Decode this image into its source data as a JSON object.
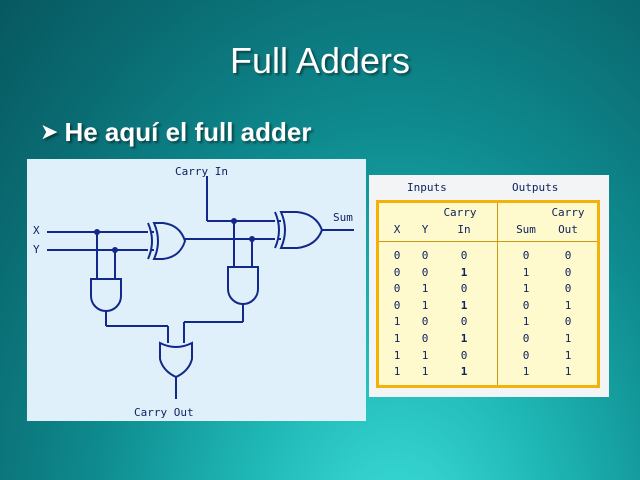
{
  "slide": {
    "title": "Full Adders",
    "bullet": "He aquí el full adder",
    "bullet_icon": "arrowhead-bullet-icon"
  },
  "circuit": {
    "labels": {
      "x": "X",
      "y": "Y",
      "carry_in": "Carry In",
      "sum": "Sum",
      "carry_out": "Carry Out"
    },
    "gates": [
      "XOR",
      "XOR",
      "AND",
      "AND",
      "OR"
    ]
  },
  "truth_table": {
    "group_headers": {
      "inputs": "Inputs",
      "outputs": "Outputs"
    },
    "columns": [
      {
        "top": "",
        "bottom": "X"
      },
      {
        "top": "",
        "bottom": "Y"
      },
      {
        "top": "Carry",
        "bottom": "In"
      },
      {
        "top": "",
        "bottom": "Sum"
      },
      {
        "top": "Carry",
        "bottom": "Out"
      }
    ],
    "rows": [
      [
        "0",
        "0",
        "0",
        "0",
        "0"
      ],
      [
        "0",
        "0",
        "1",
        "1",
        "0"
      ],
      [
        "0",
        "1",
        "0",
        "1",
        "0"
      ],
      [
        "0",
        "1",
        "1",
        "0",
        "1"
      ],
      [
        "1",
        "0",
        "0",
        "1",
        "0"
      ],
      [
        "1",
        "0",
        "1",
        "0",
        "1"
      ],
      [
        "1",
        "1",
        "0",
        "0",
        "1"
      ],
      [
        "1",
        "1",
        "1",
        "1",
        "1"
      ]
    ]
  },
  "colors": {
    "wire": "#12288a",
    "label": "#0f2360",
    "table_fill": "#fffacd",
    "table_border": "#f3b20a"
  }
}
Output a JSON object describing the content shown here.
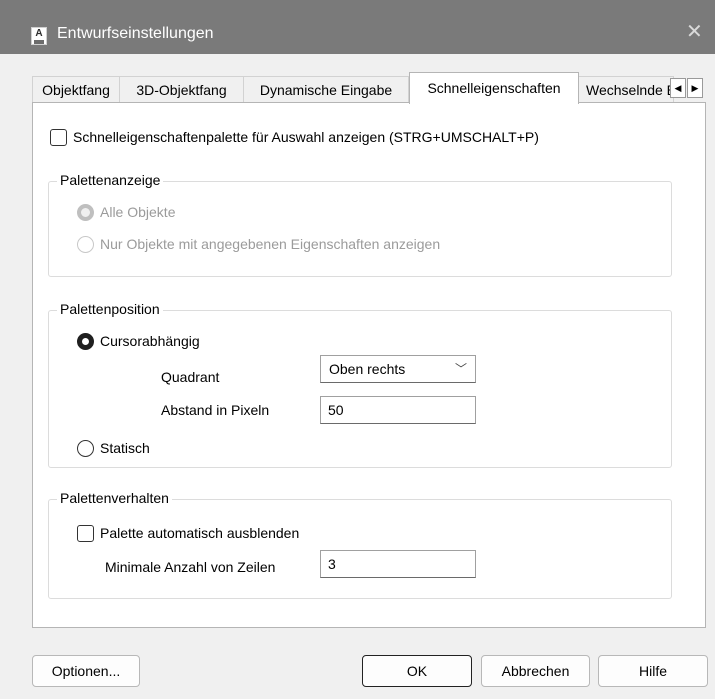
{
  "window": {
    "title": "Entwurfseinstellungen",
    "app_icon_letter": "A",
    "close_symbol": "✕"
  },
  "tabs": [
    {
      "label": "Objektfang"
    },
    {
      "label": "3D-Objektfang"
    },
    {
      "label": "Dynamische Eingabe"
    },
    {
      "label": "Schnelleigenschaften",
      "active": true
    },
    {
      "label": "Wechselnde Bemaßungen"
    }
  ],
  "tab_scroll": {
    "left": "◀",
    "right": "▶"
  },
  "show_palette": {
    "label": "Schnelleigenschaftenpalette für Auswahl anzeigen (STRG+UMSCHALT+P)",
    "checked": false
  },
  "palette_display": {
    "legend": "Palettenanzeige",
    "options": [
      {
        "label": "Alle Objekte",
        "selected": true,
        "enabled": false
      },
      {
        "label": "Nur Objekte mit angegebenen Eigenschaften anzeigen",
        "selected": false,
        "enabled": false
      }
    ]
  },
  "palette_position": {
    "legend": "Palettenposition",
    "cursor_label": "Cursorabhängig",
    "cursor_selected": true,
    "quadrant_label": "Quadrant",
    "quadrant_value": "Oben rechts",
    "distance_label": "Abstand in Pixeln",
    "distance_value": "50",
    "static_label": "Statisch",
    "static_selected": false
  },
  "palette_behavior": {
    "legend": "Palettenverhalten",
    "auto_hide_label": "Palette automatisch ausblenden",
    "auto_hide_checked": false,
    "min_rows_label": "Minimale Anzahl von Zeilen",
    "min_rows_value": "3"
  },
  "buttons": {
    "options": "Optionen...",
    "ok": "OK",
    "cancel": "Abbrechen",
    "help": "Hilfe"
  }
}
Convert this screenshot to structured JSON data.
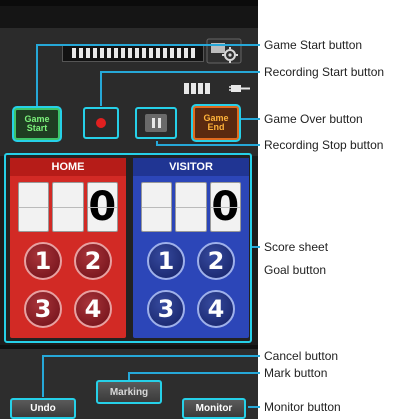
{
  "controls": {
    "game_start": "Game\nStart",
    "game_end": "Game\nEnd"
  },
  "score_sheet": {
    "home": {
      "label": "HOME",
      "score_digits": [
        "",
        "",
        "0"
      ],
      "goal_buttons": [
        "1",
        "2",
        "3",
        "4"
      ]
    },
    "visitor": {
      "label": "VISITOR",
      "score_digits": [
        "",
        "",
        "0"
      ],
      "goal_buttons": [
        "1",
        "2",
        "3",
        "4"
      ]
    }
  },
  "bottom": {
    "undo": "Undo",
    "marking": "Marking",
    "monitor": "Monitor"
  },
  "callouts": {
    "game_start": "Game Start button",
    "recording_start": "Recording Start button",
    "game_over": "Game Over button",
    "recording_stop": "Recording Stop button",
    "score_sheet": "Score sheet",
    "goal": "Goal button",
    "cancel": "Cancel button",
    "mark": "Mark button",
    "monitor": "Monitor button"
  },
  "colors": {
    "callout_accent": "#26d0e8",
    "home_panel": "#d22a25",
    "visitor_panel": "#2c46b8",
    "game_start_text": "#7cf27c",
    "game_end_text": "#ffb23a",
    "record_dot": "#e02020"
  },
  "icons": {
    "settings": "gear-icon",
    "power": "plug-icon",
    "record": "record-dot-icon",
    "pause": "pause-icon"
  }
}
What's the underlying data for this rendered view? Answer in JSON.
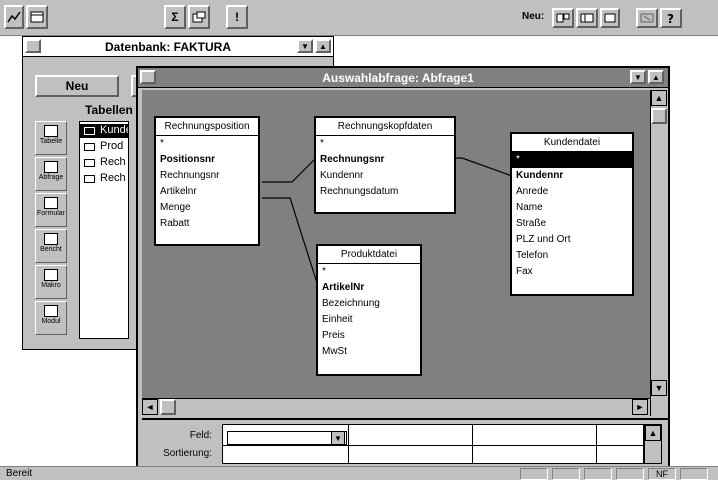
#####
Task goal
In the records, locate each line holding the string "cancel" and copy it.

Complete output
    "cancel": "Abbrechen",
    "cancel": "Cancel button",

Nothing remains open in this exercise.